Supplied text:
**********

I know you’re married: how is that affected by being on the road, travelling or being a songwriter?

"It’s not the perfect situation….When I was touring in America, it was pretty hard, touring all the time, touring for ten weeks, coming back and going off again. It was really difficult for a while because you become kind of estranged. You don’t actually see each other. In theory, you’re married but you’re not actually seeing the other person… it gets weirder and weirder. There’s no custom built nine to five monotony."

How did you deal with record companies when you were signed ?

"I didn’t deal with them very well. I didn’t have a full picture of how everything worked and fitted together. I was innocent in that respect. I just wanted to make my record Century Ends. I was, like, let me in there. I want to sing my heart out. But now, because what I’ve been through, I have all sorts of opinions. You think ‘woh! I’ve been given all sorts of money, this is marvellous’ … but when you think about it, what was it based on? Nothing. It was a load of bullshit. "That’s all they’ve got to throw at you: loads of money. That’s all they’ve got: money, so it makes them feel better. ‘Hey’, they say, ‘here’s loads of money, let’s buy some trainers and go to an expensive bar’. That’s all they’ve got to offer you but they ain’t gonna build you a career. I’m well out of it. It works for some people; if you’re the trendy new thing, you can make it all work for you - if you’re clever - but it’s a perilous thing."

**********

Stored rows:
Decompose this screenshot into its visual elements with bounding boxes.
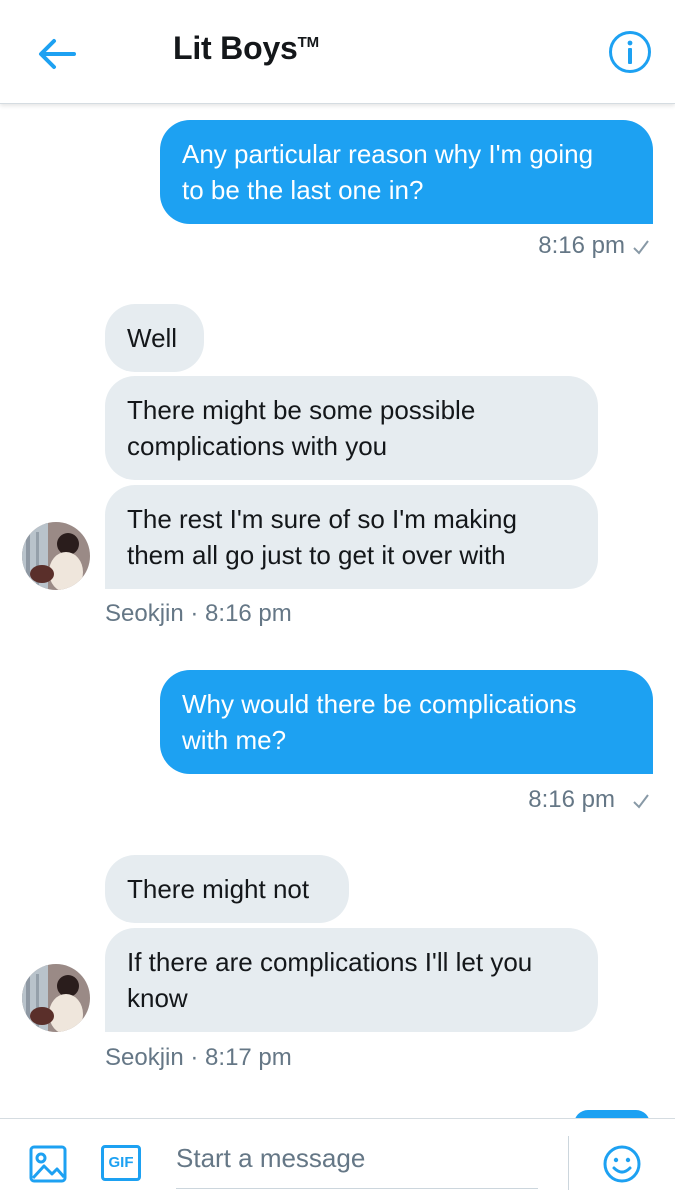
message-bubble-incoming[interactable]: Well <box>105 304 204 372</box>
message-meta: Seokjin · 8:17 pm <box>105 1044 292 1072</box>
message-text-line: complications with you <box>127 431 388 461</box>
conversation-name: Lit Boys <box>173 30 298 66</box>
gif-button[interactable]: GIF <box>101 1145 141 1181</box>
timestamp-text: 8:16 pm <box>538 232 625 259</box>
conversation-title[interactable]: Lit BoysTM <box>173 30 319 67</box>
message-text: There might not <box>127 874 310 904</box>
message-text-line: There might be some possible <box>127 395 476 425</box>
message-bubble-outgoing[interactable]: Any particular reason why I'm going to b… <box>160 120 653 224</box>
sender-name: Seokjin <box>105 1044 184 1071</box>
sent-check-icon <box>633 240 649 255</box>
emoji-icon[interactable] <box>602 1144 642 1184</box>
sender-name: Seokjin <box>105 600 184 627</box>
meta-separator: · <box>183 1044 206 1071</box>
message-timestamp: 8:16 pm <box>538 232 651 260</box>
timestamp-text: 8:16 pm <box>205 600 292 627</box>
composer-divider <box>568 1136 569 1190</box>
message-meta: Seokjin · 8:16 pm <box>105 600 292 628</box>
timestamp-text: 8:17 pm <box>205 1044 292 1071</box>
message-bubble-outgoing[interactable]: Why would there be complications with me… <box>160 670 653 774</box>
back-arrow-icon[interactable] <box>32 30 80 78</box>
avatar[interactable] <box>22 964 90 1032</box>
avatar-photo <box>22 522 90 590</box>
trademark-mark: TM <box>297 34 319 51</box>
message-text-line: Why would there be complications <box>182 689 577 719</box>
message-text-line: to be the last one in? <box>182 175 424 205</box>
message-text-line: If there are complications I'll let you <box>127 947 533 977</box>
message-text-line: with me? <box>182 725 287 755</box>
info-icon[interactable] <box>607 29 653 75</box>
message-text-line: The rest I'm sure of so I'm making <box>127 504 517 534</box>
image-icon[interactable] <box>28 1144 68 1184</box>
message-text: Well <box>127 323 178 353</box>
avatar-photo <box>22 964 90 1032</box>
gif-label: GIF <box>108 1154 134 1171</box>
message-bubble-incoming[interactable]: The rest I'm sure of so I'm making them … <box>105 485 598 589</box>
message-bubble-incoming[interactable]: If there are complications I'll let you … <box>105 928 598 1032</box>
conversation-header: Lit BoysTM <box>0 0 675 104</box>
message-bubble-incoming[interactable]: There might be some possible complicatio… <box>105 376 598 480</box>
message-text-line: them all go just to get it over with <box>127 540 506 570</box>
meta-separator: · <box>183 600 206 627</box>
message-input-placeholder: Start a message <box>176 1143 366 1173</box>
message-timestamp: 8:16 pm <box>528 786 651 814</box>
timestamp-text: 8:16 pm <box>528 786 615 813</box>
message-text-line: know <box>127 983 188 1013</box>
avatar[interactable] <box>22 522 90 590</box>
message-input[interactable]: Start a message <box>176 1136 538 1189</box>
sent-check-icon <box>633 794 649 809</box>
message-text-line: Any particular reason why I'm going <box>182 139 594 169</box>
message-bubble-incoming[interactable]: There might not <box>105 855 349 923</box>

**********

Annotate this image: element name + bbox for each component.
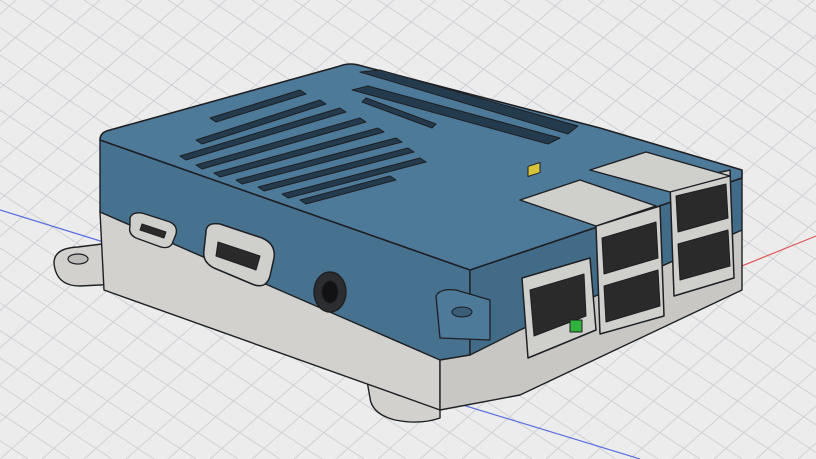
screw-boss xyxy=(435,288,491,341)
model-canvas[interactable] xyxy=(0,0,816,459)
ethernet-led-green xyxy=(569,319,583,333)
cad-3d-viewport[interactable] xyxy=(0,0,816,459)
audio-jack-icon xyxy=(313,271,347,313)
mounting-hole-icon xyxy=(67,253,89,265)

**********

Work to do:
Transcribe the part of the interview that opens with the words containing "I know you’re" and closes with "were signed ?".

Exercise output:
I know you’re married: how is that affected by being on the road, travelling or being a songwriter?

"It’s not the perfect situation….When I was touring in America, it was pretty hard, touring all the time, touring for ten weeks, coming back and going off again. It was really difficult for a while because you become kind of estranged. You don’t actually see each other. In theory, you’re married but you’re not actually seeing the other person… it gets weirder and weirder. There’s no custom built nine to five monotony."

How did you deal with record companies when you were signed ?